THE REQUEST = Go through the entries and transcribe each one exactly, dropping the pictures.

EXCERPTED RECORDS =
■ ■ ■ ■

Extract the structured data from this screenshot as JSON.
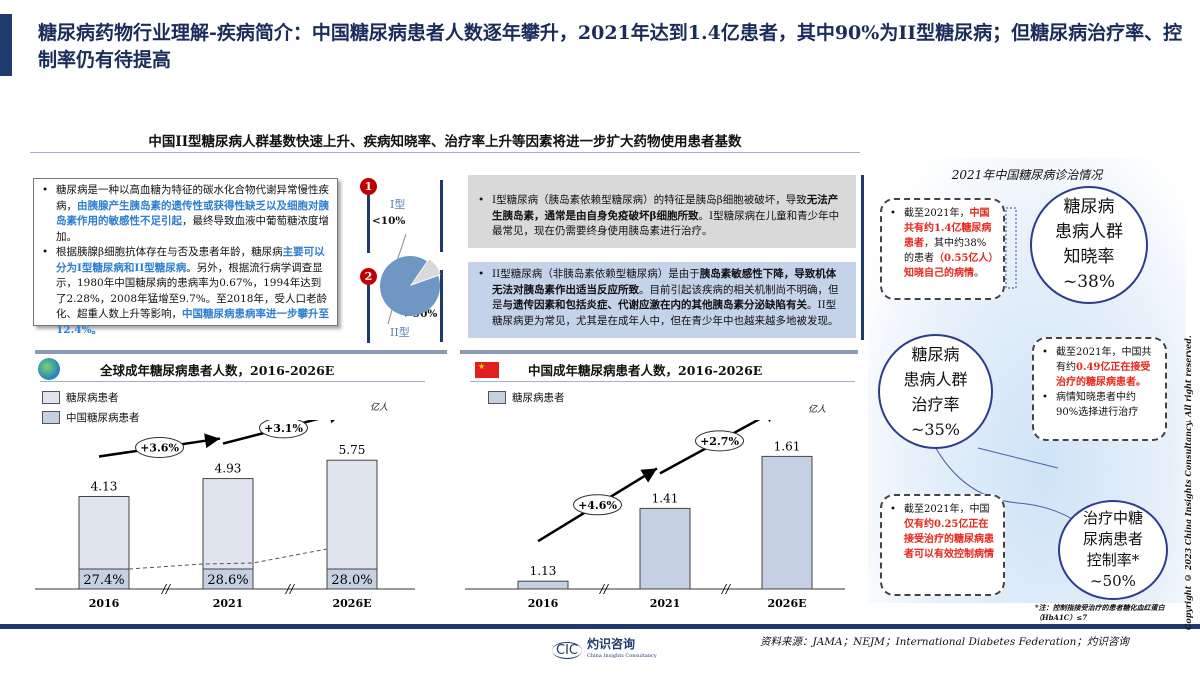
{
  "header": {
    "title": "糖尿病药物行业理解-疾病简介：中国糖尿病患者人数逐年攀升，2021年达到1.4亿患者，其中90%为II型糖尿病；但糖尿病治疗率、控制率仍有待提高"
  },
  "section_title": "中国II型糖尿病人群基数快速上升、疾病知晓率、治疗率上升等因素将进一步扩大药物使用患者基数",
  "intro": {
    "p1a": "糖尿病是一种以高血糖为特征的碳水化合物代谢异常慢性疾病，",
    "p1b": "由胰腺产生胰岛素的遗传性或获得性缺乏以及细胞对胰岛素作用的敏感性不足引起",
    "p1c": "，最终导致血液中葡萄糖浓度增加。",
    "p2a": "根据胰腺β细胞抗体存在与否及患者年龄，糖尿病",
    "p2b": "主要可以分为I型糖尿病和II型糖尿病",
    "p2c": "。另外，根据流行病学调查显示，1980年中国糖尿病的患病率为0.67%，1994年达到了2.28%，2008年猛增至9.7%。至2018年，受人口老龄化、超重人数上升等影响，",
    "p2d": "中国糖尿病患病率进一步攀升至",
    "p2e": "12.4%。"
  },
  "pie": {
    "marker1": "1",
    "marker2": "2",
    "type1": "I型",
    "share1": "<10%",
    "type2": "II型",
    "share2": ">90%",
    "share1_value": 0.1
  },
  "type1_box": {
    "a": "I型糖尿病（胰岛素依赖型糖尿病）的特征是胰岛β细胞被破坏，导致",
    "b": "无法产生胰岛素，通常是由自身免疫破坏β细胞所致",
    "c": "。I型糖尿病在儿童和青少年中最常见，现在仍需要终身使用胰岛素进行治疗。"
  },
  "type2_box": {
    "a": "II型糖尿病（非胰岛素依赖型糖尿病）是由于",
    "b": "胰岛素敏感性下降，导致机体无法对胰岛素作出适当反应所致",
    "c": "。目前引起该疾病的相关机制尚不明确，但是",
    "d": "与遗传因素和包括炎症、代谢应激在内的其他胰岛素分泌缺陷有关",
    "e": "。II型糖尿病更为常见，尤其是在成年人中，但在青少年中也越来越多地被发现。"
  },
  "right": {
    "title": "2021年中国糖尿病诊治情况",
    "c1": [
      "糖尿病",
      "患病人群",
      "知晓率",
      "~38%"
    ],
    "n1": {
      "a": "截至2021年，",
      "b": "中国共有约1.4亿糖尿病患者",
      "c": "，其中约38%的患者",
      "d": "（0.55亿人）知晓自己的病情",
      "e": "。"
    },
    "c2": [
      "糖尿病",
      "患病人群",
      "治疗率",
      "~35%"
    ],
    "n2": {
      "a": "截至2021年，中国共有约",
      "b": "0.49亿正在接受治疗的糖尿病患者。",
      "c": "病情知晓患者中约90%选择进行治疗"
    },
    "c3": [
      "治疗中糖",
      "尿病患者",
      "控制率*",
      "~50%"
    ],
    "n3": {
      "a": "截至2021年，中国",
      "b": "仅有约0.25亿正在接受治疗的糖尿病患者可以有效控制病情"
    },
    "footnote": "*注：控制指接受治疗的患者糖化血红蛋白（HbA1C）≤7"
  },
  "chart_data": [
    {
      "type": "bar",
      "title": "全球成年糖尿病患者人数，2016-2026E",
      "unit": "亿人",
      "legend": [
        "糖尿病患者",
        "中国糖尿病患者"
      ],
      "categories": [
        "2016",
        "2021",
        "2026E"
      ],
      "values": [
        4.13,
        4.93,
        5.75
      ],
      "value_labels": [
        "4.13",
        "4.93",
        "5.75"
      ],
      "china_share_labels": [
        "27.4%",
        "28.6%",
        "28.0%"
      ],
      "china_share": [
        27.4,
        28.6,
        28.0
      ],
      "cagr": [
        "+3.6%",
        "+3.1%"
      ]
    },
    {
      "type": "bar",
      "title": "中国成年糖尿病患者人数，2016-2026E",
      "unit": "亿人",
      "legend": [
        "糖尿病患者"
      ],
      "categories": [
        "2016",
        "2021",
        "2026E"
      ],
      "values": [
        1.13,
        1.41,
        1.61
      ],
      "value_labels": [
        "1.13",
        "1.41",
        "1.61"
      ],
      "cagr": [
        "+4.6%",
        "+2.7%"
      ]
    }
  ],
  "footer": {
    "source": "资料来源：JAMA；NEJM；International Diabetes Federation；灼识咨询",
    "logo_cn": "灼识咨询",
    "logo_en": "China Insights Consultancy",
    "logo_mark": "CIC",
    "copyright": "Copyright © 2023 China Insights Consultancy. All right reserved."
  },
  "colors": {
    "navy": "#1f3a6e",
    "bar": "#c5d0e3",
    "bar_light": "#dfe4ee",
    "red": "#e8271c",
    "blue_text": "#2f7fd0"
  }
}
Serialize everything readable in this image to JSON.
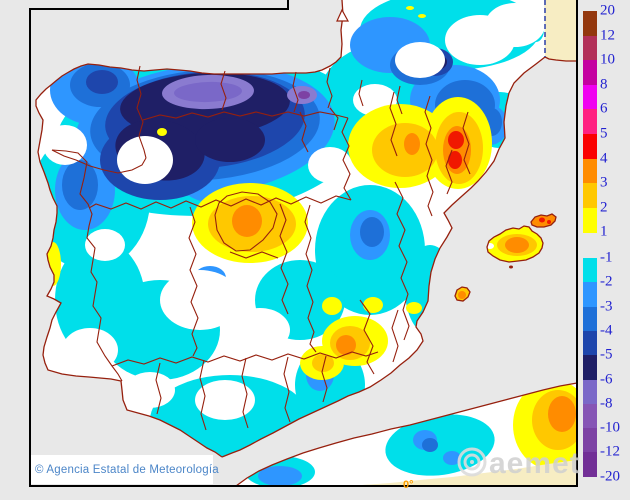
{
  "map": {
    "copyright": "© Agencia Estatal de Meteorología",
    "watermark": "aemet",
    "meridian_label": "0°"
  },
  "palette": {
    "sea_gray": "#E8E8E8",
    "land_white": "#FFFFFF",
    "outside_cream": "#F7EDC3",
    "border_red": "#96200E",
    "frame_black": "#000000",
    "label_blue": "#2323D0",
    "copyright_blue": "#4C86C8",
    "watermark_gray": "#D0D0D0",
    "meridian_orange": "#FF9E00",
    "maritime_dash_blue": "#2B3FA8"
  },
  "legend": {
    "warm_labels": [
      "20",
      "12",
      "10",
      "8",
      "6",
      "5",
      "4",
      "3",
      "2",
      "1"
    ],
    "cold_labels": [
      "-1",
      "-2",
      "-3",
      "-4",
      "-5",
      "-6",
      "-8",
      "-10",
      "-12",
      "-20"
    ],
    "warm_colors": [
      "#93370D",
      "#B23058",
      "#C400A0",
      "#F000F0",
      "#FF2080",
      "#FA0000",
      "#FF8C00",
      "#FFC800",
      "#FFFF00"
    ],
    "cold_colors": [
      "#00DFEA",
      "#2E96FF",
      "#1E70D8",
      "#1E46AC",
      "#1F1F66",
      "#7A68C8",
      "#8655B5",
      "#7D42A4",
      "#722F96"
    ]
  }
}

■ ■ ■ ■

SOLUTION TO THIS EXERCISE =
Extract the structured data from this screenshot as JSON.
{
  "header": {
    "title": "糖尿病药物行业理解-疾病简介：中国糖尿病患者人数逐年攀升，2021年达到1.4亿患者，其中90%为II型糖尿病；但糖尿病治疗率、控制率仍有待提高"
  },
  "section_title": "中国II型糖尿病人群基数快速上升、疾病知晓率、治疗率上升等因素将进一步扩大药物使用患者基数",
  "intro": {
    "p1a": "糖尿病是一种以高血糖为特征的碳水化合物代谢异常慢性疾病，",
    "p1b": "由胰腺产生胰岛素的遗传性或获得性缺乏以及细胞对胰岛素作用的敏感性不足引起",
    "p1c": "，最终导致血液中葡萄糖浓度增加。",
    "p2a": "根据胰腺β细胞抗体存在与否及患者年龄，糖尿病",
    "p2b": "主要可以分为I型糖尿病和II型糖尿病",
    "p2c": "。另外，根据流行病学调查显示，1980年中国糖尿病的患病率为0.67%，1994年达到了2.28%，2008年猛增至9.7%。至2018年，受人口老龄化、超重人数上升等影响，",
    "p2d": "中国糖尿病患病率进一步攀升至",
    "p2e": "12.4%。"
  },
  "pie": {
    "marker1": "1",
    "marker2": "2",
    "type1": "I型",
    "share1": "<10%",
    "type2": "II型",
    "share2": ">90%",
    "share1_value": 0.1
  },
  "type1_box": {
    "a": "I型糖尿病（胰岛素依赖型糖尿病）的特征是胰岛β细胞被破坏，导致",
    "b": "无法产生胰岛素，通常是由自身免疫破坏β细胞所致",
    "c": "。I型糖尿病在儿童和青少年中最常见，现在仍需要终身使用胰岛素进行治疗。"
  },
  "type2_box": {
    "a": "II型糖尿病（非胰岛素依赖型糖尿病）是由于",
    "b": "胰岛素敏感性下降，导致机体无法对胰岛素作出适当反应所致",
    "c": "。目前引起该疾病的相关机制尚不明确，但是",
    "d": "与遗传因素和包括炎症、代谢应激在内的其他胰岛素分泌缺陷有关",
    "e": "。II型糖尿病更为常见，尤其是在成年人中，但在青少年中也越来越多地被发现。"
  },
  "right": {
    "title": "2021年中国糖尿病诊治情况",
    "c1": [
      "糖尿病",
      "患病人群",
      "知晓率",
      "~38%"
    ],
    "n1": {
      "a": "截至2021年，",
      "b": "中国共有约1.4亿糖尿病患者",
      "c": "，其中约38%的患者",
      "d": "（0.55亿人）知晓自己的病情",
      "e": "。"
    },
    "c2": [
      "糖尿病",
      "患病人群",
      "治疗率",
      "~35%"
    ],
    "n2": {
      "a": "截至2021年，中国共有约",
      "b": "0.49亿正在接受治疗的糖尿病患者。",
      "c": "病情知晓患者中约90%选择进行治疗"
    },
    "c3": [
      "治疗中糖",
      "尿病患者",
      "控制率*",
      "~50%"
    ],
    "n3": {
      "a": "截至2021年，中国",
      "b": "仅有约0.25亿正在接受治疗的糖尿病患者可以有效控制病情"
    },
    "footnote": "*注：控制指接受治疗的患者糖化血红蛋白（HbA1C）≤7"
  },
  "chart_data": [
    {
      "type": "bar",
      "title": "全球成年糖尿病患者人数，2016-2026E",
      "unit": "亿人",
      "legend": [
        "糖尿病患者",
        "中国糖尿病患者"
      ],
      "categories": [
        "2016",
        "2021",
        "2026E"
      ],
      "values": [
        4.13,
        4.93,
        5.75
      ],
      "value_labels": [
        "4.13",
        "4.93",
        "5.75"
      ],
      "china_share_labels": [
        "27.4%",
        "28.6%",
        "28.0%"
      ],
      "china_share": [
        27.4,
        28.6,
        28.0
      ],
      "cagr": [
        "+3.6%",
        "+3.1%"
      ]
    },
    {
      "type": "bar",
      "title": "中国成年糖尿病患者人数，2016-2026E",
      "unit": "亿人",
      "legend": [
        "糖尿病患者"
      ],
      "categories": [
        "2016",
        "2021",
        "2026E"
      ],
      "values": [
        1.13,
        1.41,
        1.61
      ],
      "value_labels": [
        "1.13",
        "1.41",
        "1.61"
      ],
      "cagr": [
        "+4.6%",
        "+2.7%"
      ]
    }
  ],
  "footer": {
    "source": "资料来源：JAMA；NEJM；International Diabetes Federation；灼识咨询",
    "logo_cn": "灼识咨询",
    "logo_en": "China Insights Consultancy",
    "logo_mark": "CIC",
    "copyright": "Copyright © 2023 China Insights Consultancy. All right reserved."
  },
  "colors": {
    "navy": "#1f3a6e",
    "bar": "#c5d0e3",
    "bar_light": "#dfe4ee",
    "red": "#e8271c",
    "blue_text": "#2f7fd0"
  }
}
Serialize everything readable in this image to JSON.
{
  "map": {
    "copyright": "© Agencia Estatal de Meteorología",
    "watermark": "aemet",
    "meridian_label": "0°"
  },
  "palette": {
    "sea_gray": "#E8E8E8",
    "land_white": "#FFFFFF",
    "outside_cream": "#F7EDC3",
    "border_red": "#96200E",
    "frame_black": "#000000",
    "label_blue": "#2323D0",
    "copyright_blue": "#4C86C8",
    "watermark_gray": "#D0D0D0",
    "meridian_orange": "#FF9E00",
    "maritime_dash_blue": "#2B3FA8"
  },
  "legend": {
    "warm_labels": [
      "20",
      "12",
      "10",
      "8",
      "6",
      "5",
      "4",
      "3",
      "2",
      "1"
    ],
    "cold_labels": [
      "-1",
      "-2",
      "-3",
      "-4",
      "-5",
      "-6",
      "-8",
      "-10",
      "-12",
      "-20"
    ],
    "warm_colors": [
      "#93370D",
      "#B23058",
      "#C400A0",
      "#F000F0",
      "#FF2080",
      "#FA0000",
      "#FF8C00",
      "#FFC800",
      "#FFFF00"
    ],
    "cold_colors": [
      "#00DFEA",
      "#2E96FF",
      "#1E70D8",
      "#1E46AC",
      "#1F1F66",
      "#7A68C8",
      "#8655B5",
      "#7D42A4",
      "#722F96"
    ]
  }
}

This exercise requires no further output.